>> START Data listing

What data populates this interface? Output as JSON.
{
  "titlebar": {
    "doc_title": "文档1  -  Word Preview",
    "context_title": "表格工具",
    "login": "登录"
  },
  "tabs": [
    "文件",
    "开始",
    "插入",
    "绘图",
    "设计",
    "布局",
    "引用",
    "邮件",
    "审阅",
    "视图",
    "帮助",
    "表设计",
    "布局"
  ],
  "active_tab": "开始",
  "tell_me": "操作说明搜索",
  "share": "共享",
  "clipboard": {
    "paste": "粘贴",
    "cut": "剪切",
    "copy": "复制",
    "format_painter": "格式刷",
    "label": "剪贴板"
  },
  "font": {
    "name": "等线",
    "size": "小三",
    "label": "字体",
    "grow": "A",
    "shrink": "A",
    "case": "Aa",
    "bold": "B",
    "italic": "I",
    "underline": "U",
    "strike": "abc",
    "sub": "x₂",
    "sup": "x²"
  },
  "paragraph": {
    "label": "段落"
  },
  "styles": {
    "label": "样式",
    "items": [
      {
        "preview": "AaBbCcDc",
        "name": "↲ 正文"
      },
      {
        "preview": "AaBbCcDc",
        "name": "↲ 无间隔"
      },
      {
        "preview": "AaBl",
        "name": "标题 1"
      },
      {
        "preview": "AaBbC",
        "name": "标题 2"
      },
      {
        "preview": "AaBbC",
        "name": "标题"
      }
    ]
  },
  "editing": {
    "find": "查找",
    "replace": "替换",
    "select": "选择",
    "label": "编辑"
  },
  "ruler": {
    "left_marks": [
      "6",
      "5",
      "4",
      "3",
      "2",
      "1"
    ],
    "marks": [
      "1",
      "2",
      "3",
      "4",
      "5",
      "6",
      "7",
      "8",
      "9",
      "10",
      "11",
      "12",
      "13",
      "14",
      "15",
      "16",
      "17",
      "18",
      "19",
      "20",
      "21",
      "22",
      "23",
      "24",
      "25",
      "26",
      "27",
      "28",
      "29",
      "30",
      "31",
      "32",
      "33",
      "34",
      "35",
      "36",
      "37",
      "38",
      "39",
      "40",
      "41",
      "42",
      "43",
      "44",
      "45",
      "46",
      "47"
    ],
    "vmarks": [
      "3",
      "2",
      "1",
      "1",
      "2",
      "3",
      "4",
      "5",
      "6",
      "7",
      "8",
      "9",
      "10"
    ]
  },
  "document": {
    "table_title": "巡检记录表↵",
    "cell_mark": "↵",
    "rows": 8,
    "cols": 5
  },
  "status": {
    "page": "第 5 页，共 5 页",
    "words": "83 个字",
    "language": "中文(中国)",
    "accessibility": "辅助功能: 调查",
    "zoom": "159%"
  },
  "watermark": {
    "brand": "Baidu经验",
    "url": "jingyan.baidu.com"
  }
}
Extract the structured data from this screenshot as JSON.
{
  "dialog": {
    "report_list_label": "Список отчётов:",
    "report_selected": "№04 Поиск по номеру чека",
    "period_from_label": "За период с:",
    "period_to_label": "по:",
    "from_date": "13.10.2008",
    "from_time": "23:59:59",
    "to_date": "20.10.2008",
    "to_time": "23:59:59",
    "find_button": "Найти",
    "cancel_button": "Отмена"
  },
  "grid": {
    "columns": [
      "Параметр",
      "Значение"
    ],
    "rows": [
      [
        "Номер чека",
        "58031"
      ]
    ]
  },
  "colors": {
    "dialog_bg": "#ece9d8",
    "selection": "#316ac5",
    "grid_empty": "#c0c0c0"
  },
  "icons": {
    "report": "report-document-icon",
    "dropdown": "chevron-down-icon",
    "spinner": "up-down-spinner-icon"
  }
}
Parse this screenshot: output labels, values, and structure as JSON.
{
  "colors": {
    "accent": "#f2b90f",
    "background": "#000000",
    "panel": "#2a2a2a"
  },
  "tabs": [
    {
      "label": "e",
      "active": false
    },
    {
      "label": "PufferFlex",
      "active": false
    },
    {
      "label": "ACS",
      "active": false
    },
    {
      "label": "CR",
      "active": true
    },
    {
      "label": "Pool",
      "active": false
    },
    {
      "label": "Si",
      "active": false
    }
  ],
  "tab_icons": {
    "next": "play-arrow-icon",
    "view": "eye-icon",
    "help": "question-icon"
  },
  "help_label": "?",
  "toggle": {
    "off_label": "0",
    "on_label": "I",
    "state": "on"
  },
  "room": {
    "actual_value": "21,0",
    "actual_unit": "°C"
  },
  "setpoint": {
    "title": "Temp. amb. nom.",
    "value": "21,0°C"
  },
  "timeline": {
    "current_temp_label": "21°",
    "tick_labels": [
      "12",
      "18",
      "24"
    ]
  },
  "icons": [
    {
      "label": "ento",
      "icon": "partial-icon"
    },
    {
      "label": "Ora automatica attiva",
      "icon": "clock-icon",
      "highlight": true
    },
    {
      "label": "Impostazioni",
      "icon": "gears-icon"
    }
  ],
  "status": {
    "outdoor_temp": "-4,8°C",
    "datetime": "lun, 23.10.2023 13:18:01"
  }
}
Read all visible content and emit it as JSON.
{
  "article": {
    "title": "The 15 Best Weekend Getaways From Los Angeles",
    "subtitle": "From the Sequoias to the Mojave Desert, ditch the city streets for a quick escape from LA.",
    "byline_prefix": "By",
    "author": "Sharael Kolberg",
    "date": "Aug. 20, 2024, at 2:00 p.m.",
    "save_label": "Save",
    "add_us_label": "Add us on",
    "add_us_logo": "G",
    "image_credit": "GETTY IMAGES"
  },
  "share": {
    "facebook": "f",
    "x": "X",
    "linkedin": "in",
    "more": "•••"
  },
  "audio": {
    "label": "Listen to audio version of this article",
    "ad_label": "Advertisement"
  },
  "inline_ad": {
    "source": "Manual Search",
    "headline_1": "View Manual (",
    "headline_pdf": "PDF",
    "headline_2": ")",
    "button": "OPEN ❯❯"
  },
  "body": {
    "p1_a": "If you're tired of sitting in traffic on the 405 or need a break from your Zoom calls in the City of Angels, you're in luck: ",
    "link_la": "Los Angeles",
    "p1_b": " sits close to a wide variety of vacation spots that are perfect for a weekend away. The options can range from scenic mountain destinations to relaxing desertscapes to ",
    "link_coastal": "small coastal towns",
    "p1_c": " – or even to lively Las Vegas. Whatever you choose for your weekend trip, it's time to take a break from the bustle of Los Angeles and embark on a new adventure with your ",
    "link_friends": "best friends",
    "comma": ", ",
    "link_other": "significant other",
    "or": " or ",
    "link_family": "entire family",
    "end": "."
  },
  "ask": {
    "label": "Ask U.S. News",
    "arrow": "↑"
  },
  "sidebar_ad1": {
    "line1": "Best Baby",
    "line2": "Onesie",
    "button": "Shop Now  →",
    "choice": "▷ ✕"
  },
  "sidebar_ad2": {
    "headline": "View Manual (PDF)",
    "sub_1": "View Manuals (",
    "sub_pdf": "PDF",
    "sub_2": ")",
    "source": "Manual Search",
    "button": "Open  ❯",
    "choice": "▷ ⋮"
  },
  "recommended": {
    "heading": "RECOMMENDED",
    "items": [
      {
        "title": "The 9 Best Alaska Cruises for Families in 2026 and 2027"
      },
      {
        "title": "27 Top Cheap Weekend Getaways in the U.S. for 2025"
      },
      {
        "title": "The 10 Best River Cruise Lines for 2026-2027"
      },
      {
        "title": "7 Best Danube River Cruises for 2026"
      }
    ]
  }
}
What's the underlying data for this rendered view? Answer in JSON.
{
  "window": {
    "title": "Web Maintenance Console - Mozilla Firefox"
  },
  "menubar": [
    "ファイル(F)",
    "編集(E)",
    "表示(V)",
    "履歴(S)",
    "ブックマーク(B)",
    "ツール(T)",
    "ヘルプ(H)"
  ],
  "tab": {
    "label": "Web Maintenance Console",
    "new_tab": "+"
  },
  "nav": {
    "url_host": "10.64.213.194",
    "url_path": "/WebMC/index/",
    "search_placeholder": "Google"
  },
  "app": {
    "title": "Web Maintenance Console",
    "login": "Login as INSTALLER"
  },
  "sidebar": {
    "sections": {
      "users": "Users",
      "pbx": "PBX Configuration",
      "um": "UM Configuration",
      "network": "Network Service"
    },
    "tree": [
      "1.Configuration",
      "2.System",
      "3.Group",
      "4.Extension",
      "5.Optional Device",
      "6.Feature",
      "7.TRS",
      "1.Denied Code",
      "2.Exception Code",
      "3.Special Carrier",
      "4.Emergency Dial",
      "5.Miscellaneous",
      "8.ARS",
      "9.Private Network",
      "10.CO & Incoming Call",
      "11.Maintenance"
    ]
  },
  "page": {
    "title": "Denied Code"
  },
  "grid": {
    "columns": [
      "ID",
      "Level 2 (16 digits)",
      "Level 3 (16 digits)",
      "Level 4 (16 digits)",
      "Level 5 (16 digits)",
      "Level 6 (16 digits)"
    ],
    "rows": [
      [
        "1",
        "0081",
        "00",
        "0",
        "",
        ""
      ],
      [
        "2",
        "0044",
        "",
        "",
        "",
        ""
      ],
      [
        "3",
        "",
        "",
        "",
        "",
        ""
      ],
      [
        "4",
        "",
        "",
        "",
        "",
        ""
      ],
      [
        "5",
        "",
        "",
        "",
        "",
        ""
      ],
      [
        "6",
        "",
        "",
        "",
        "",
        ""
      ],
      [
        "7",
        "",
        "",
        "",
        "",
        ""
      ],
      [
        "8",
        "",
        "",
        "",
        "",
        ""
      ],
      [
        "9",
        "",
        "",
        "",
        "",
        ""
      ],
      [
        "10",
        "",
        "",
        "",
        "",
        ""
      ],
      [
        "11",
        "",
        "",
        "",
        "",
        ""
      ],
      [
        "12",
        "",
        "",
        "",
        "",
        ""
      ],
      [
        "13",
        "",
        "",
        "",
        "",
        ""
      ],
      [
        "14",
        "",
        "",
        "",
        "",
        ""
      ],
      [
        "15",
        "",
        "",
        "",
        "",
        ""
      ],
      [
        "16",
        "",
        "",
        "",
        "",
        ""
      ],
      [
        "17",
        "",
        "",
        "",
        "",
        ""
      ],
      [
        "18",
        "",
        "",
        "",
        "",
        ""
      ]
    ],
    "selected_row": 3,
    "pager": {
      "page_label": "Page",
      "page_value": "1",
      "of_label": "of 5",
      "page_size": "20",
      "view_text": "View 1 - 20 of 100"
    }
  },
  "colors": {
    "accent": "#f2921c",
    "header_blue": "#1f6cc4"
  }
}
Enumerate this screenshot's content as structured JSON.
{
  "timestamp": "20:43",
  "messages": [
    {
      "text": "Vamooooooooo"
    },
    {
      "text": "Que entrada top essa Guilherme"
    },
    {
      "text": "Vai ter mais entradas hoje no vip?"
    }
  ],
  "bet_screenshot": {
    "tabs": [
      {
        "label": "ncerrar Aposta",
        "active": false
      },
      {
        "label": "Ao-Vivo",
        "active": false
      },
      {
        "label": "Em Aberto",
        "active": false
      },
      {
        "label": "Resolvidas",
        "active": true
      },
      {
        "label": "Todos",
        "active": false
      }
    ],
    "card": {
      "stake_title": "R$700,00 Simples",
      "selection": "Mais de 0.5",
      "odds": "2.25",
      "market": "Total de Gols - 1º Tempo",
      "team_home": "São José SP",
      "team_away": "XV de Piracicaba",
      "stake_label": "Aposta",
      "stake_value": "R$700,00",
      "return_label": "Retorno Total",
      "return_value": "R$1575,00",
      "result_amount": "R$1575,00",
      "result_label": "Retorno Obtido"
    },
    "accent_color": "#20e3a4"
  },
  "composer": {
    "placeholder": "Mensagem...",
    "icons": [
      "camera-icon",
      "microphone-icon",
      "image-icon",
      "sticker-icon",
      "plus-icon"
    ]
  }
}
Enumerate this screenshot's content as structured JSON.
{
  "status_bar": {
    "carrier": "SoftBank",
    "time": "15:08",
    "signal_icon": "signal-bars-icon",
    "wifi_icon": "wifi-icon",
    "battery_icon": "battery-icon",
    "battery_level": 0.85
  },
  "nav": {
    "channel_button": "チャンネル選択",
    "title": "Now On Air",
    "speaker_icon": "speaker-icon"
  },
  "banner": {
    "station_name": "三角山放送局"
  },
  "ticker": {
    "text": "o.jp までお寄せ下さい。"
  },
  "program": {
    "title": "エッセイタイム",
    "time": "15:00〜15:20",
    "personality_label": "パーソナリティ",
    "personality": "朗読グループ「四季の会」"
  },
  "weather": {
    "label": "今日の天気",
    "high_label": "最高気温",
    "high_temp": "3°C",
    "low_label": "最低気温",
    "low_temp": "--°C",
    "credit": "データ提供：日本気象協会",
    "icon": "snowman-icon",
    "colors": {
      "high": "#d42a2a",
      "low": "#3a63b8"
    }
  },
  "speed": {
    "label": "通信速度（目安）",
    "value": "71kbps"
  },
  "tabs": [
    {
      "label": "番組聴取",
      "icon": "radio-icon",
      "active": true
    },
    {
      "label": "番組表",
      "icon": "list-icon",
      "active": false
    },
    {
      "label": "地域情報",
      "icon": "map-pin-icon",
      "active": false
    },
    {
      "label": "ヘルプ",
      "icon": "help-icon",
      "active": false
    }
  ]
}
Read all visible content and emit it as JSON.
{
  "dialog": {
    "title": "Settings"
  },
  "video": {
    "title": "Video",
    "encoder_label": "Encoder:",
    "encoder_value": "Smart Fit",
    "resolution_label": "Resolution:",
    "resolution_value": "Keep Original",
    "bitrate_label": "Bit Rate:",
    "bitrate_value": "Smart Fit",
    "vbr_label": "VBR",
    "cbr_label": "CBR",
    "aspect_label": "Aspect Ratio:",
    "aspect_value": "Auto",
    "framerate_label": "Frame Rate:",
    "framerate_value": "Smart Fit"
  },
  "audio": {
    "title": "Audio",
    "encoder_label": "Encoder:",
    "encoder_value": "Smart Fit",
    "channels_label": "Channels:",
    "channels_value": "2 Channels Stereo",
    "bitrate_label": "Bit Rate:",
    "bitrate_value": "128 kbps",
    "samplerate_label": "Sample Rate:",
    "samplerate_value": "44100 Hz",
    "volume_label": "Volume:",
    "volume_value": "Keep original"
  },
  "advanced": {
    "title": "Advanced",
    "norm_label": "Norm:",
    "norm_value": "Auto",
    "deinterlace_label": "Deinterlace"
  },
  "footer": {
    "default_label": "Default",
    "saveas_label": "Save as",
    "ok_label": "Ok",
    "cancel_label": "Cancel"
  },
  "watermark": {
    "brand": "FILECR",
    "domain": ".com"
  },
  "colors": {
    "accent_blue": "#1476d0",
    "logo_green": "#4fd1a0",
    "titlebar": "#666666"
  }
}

>> END Data listing

# Task:
Using the entries above, return each line in which the word "true" occurs.

# Reply:
      "active": true
      "highlight": true
        "active": true
      "active": true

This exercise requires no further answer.